[Dataset rows about figures]
»»

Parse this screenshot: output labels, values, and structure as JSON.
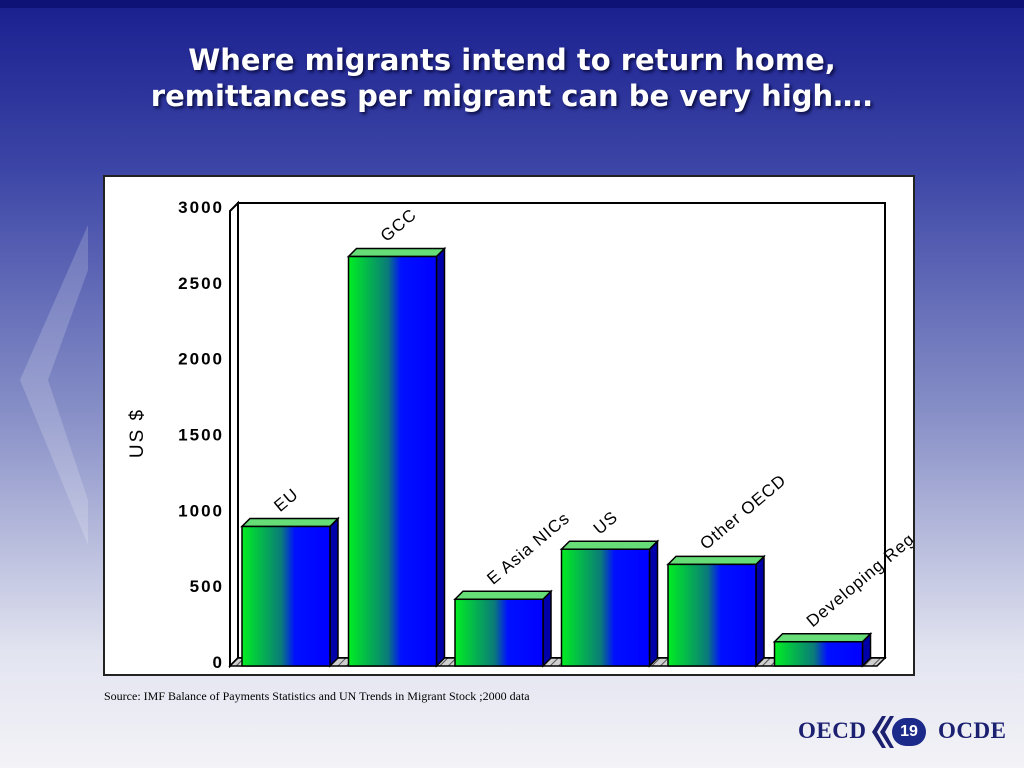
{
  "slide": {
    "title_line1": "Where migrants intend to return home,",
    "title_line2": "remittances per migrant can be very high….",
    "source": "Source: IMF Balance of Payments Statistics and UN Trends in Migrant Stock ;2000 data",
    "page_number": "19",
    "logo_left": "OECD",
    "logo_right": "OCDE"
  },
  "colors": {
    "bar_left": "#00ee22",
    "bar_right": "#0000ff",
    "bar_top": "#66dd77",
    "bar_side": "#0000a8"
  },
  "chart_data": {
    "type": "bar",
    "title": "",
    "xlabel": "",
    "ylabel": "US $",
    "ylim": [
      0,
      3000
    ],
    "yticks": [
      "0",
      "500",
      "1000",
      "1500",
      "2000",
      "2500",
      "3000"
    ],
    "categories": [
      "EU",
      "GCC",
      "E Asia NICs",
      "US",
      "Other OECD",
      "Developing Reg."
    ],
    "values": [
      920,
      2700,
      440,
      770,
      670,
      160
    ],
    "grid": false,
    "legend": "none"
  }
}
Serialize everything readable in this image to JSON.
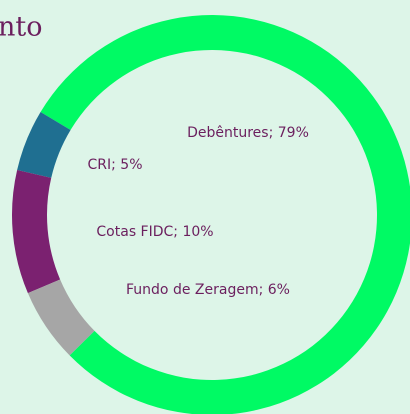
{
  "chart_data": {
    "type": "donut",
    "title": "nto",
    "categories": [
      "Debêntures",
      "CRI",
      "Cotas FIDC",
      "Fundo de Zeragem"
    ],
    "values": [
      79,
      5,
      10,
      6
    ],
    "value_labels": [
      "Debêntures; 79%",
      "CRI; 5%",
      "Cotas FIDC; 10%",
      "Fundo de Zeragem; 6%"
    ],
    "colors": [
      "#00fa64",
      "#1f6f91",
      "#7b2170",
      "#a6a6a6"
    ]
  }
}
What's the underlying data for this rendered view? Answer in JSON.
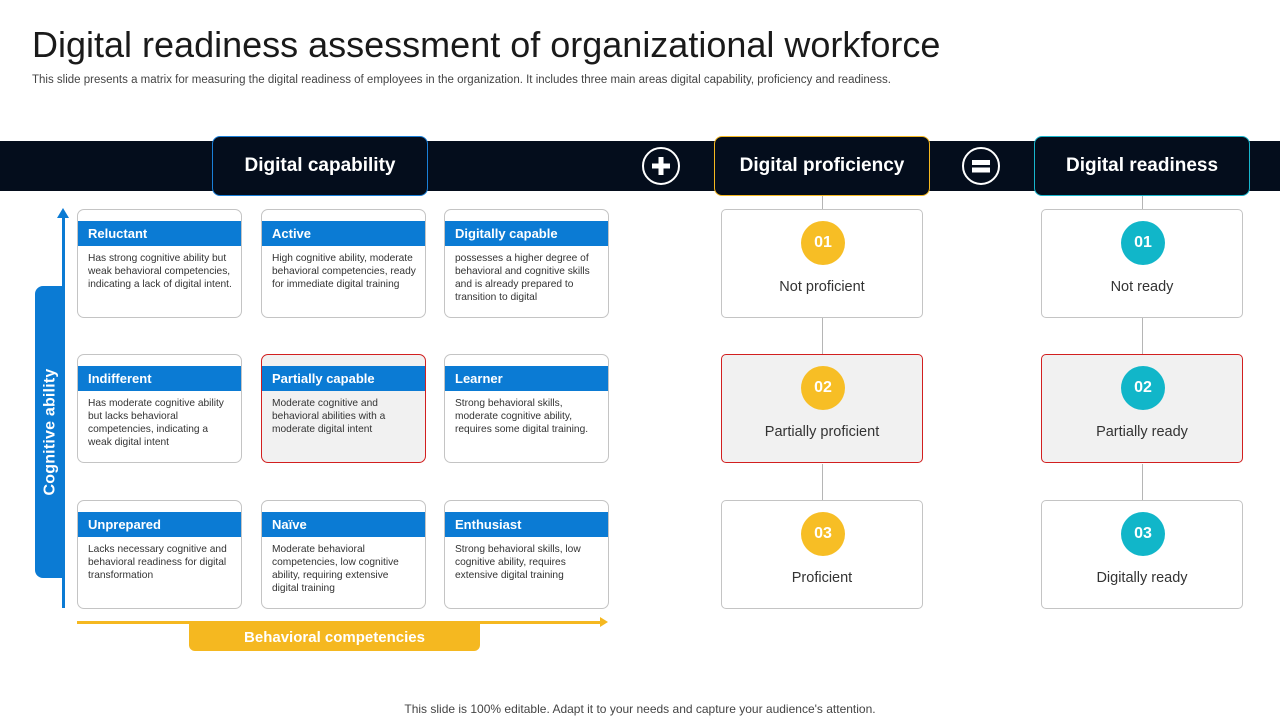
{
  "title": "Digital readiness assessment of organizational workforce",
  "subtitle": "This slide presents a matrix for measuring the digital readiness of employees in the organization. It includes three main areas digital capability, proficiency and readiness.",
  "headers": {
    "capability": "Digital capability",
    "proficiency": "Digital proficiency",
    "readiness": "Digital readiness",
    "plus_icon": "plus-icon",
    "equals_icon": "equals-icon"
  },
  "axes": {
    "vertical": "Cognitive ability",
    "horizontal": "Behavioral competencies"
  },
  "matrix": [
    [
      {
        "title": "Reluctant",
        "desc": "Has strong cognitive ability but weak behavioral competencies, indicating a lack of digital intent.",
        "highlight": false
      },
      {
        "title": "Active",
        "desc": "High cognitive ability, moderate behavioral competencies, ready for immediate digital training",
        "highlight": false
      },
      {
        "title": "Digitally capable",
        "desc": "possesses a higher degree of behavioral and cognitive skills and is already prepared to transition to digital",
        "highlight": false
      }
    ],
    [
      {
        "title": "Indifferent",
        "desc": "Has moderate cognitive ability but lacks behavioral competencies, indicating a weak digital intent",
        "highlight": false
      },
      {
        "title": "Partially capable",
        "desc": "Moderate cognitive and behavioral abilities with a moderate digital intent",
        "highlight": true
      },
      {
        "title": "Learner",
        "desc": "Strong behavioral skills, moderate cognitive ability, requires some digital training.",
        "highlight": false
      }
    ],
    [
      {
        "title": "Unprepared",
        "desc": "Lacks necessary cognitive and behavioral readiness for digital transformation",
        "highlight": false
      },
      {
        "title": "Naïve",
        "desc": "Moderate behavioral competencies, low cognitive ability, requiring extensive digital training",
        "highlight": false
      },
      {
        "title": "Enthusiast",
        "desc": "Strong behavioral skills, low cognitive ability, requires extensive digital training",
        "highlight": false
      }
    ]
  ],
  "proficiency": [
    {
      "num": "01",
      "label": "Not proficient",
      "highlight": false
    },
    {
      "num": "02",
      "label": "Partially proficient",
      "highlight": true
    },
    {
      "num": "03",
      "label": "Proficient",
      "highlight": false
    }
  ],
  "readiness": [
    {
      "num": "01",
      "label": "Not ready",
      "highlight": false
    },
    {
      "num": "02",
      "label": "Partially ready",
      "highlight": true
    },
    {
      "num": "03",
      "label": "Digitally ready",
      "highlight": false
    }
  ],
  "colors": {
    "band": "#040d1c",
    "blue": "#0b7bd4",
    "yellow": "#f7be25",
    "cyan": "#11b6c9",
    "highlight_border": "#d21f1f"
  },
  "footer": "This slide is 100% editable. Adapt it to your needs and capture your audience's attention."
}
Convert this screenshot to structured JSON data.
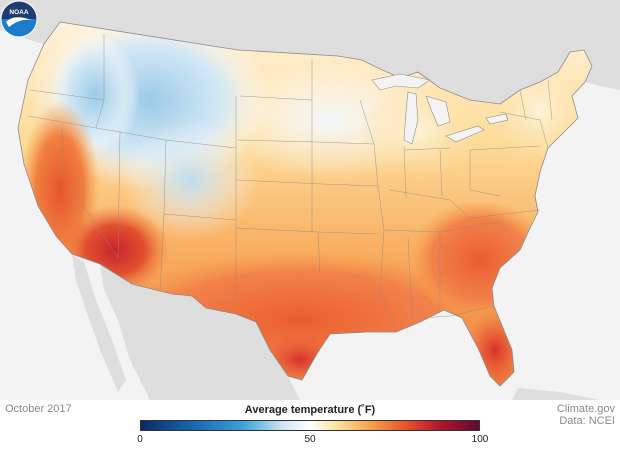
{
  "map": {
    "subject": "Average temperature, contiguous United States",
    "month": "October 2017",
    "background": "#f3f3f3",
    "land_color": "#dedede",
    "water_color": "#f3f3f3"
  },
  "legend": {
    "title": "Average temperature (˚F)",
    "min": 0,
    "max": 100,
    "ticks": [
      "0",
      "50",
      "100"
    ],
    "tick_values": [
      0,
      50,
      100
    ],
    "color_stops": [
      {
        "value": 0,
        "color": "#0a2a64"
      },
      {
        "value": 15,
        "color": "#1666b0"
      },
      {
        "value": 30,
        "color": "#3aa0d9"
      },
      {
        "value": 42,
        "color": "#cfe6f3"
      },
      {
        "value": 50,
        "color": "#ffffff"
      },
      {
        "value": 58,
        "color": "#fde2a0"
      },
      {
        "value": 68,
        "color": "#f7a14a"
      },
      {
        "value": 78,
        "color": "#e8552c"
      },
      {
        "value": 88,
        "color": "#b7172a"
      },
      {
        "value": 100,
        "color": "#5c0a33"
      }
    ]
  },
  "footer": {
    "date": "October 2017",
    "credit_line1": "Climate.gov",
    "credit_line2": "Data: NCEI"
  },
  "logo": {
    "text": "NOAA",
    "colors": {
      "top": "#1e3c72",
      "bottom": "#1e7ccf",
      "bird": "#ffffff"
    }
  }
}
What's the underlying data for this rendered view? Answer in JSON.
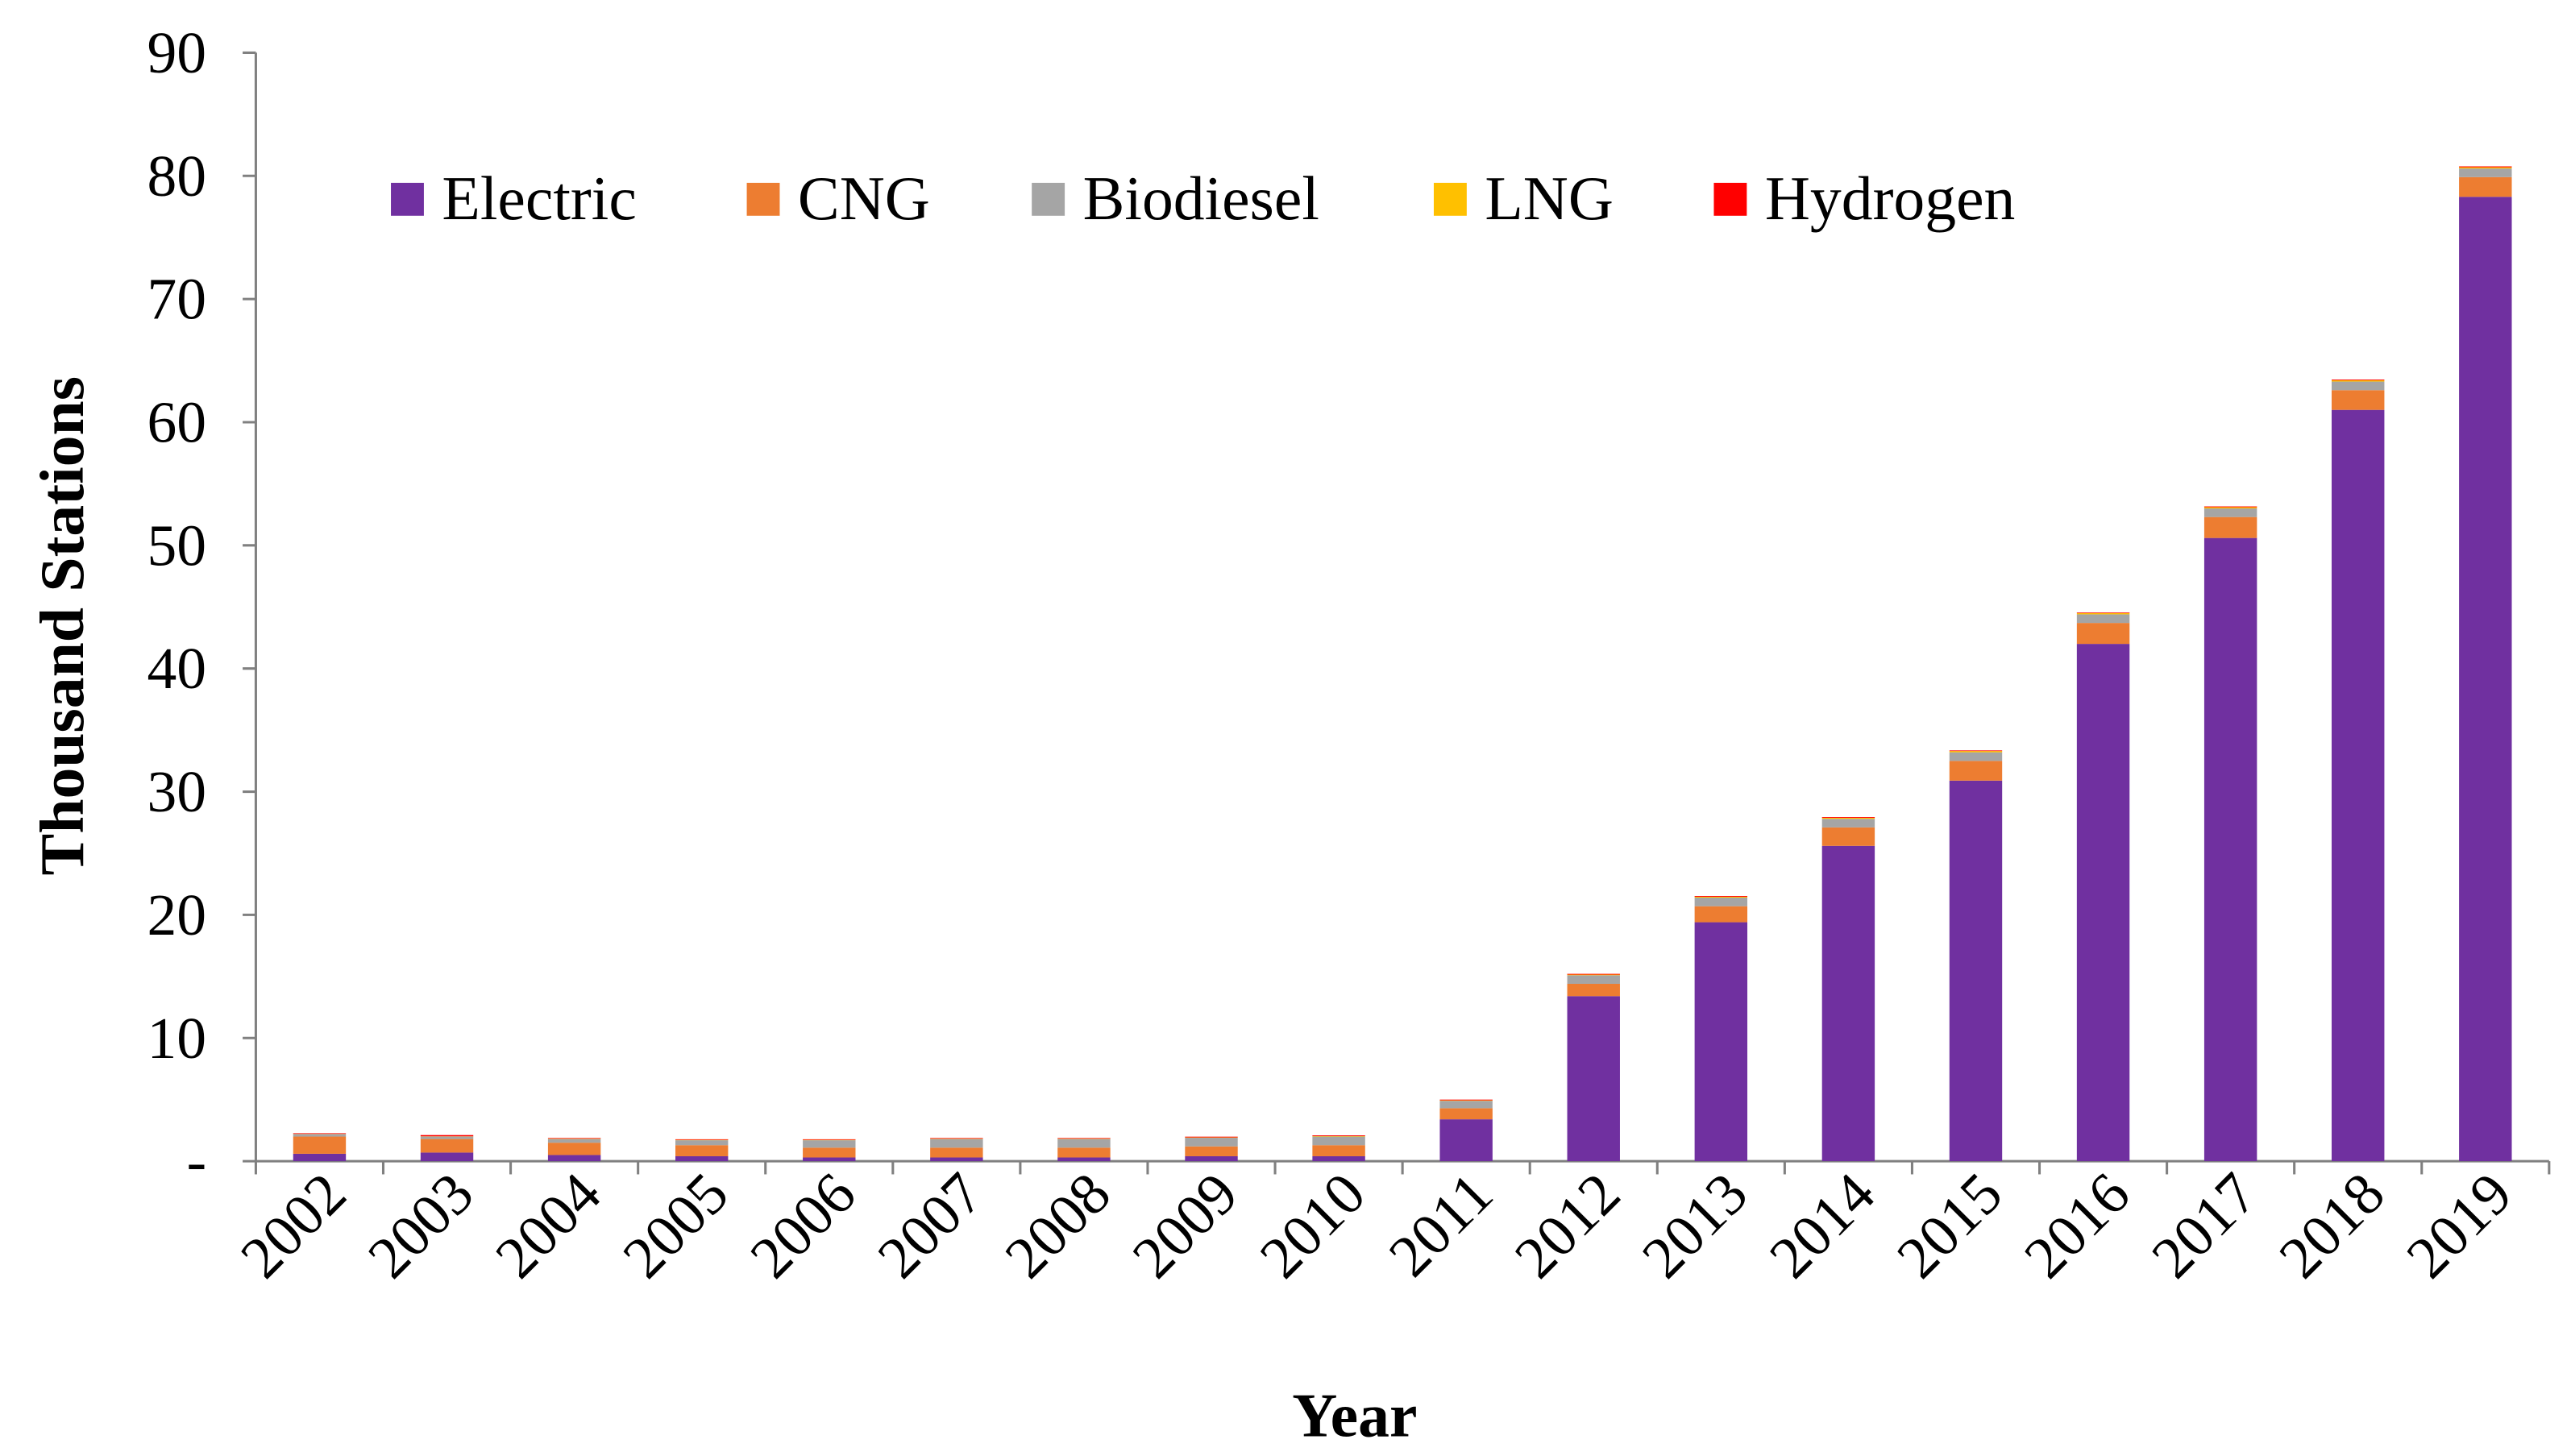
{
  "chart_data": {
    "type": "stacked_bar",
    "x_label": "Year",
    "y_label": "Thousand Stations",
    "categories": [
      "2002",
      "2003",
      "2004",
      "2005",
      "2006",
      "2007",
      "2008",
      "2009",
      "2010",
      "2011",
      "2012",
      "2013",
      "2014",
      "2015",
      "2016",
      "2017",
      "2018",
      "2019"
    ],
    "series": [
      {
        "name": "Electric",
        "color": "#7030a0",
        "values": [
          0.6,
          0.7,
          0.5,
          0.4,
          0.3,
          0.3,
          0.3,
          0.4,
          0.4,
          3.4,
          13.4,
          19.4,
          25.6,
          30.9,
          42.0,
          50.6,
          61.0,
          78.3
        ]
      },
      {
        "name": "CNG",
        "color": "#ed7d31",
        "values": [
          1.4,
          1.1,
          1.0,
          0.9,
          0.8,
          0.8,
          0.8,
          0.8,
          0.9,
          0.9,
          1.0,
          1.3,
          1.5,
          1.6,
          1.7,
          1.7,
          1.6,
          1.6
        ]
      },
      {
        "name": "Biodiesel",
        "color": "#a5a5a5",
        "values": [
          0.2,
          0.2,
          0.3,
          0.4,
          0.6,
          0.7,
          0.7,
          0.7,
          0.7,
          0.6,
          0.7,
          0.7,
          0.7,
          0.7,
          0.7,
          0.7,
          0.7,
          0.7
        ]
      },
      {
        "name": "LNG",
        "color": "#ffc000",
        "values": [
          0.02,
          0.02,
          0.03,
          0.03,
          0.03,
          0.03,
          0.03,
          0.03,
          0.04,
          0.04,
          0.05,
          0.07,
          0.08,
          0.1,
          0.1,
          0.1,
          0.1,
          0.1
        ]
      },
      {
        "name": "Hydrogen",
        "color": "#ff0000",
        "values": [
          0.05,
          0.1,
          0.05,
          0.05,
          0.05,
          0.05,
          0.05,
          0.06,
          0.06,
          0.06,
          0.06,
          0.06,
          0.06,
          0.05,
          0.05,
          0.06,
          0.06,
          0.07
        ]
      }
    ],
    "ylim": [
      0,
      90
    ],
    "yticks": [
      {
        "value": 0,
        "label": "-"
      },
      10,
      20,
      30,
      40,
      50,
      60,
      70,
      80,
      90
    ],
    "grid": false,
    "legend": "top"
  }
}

««

▶ [WORK TO COMPLETE] From the material above, gather all lines that include the string "Partially" and copy them.

▶ [SOLUTION FOR THIS PROBLEM]
        "title": "Partially capable",
      "label": "Partially proficient",
      "label": "Partially ready",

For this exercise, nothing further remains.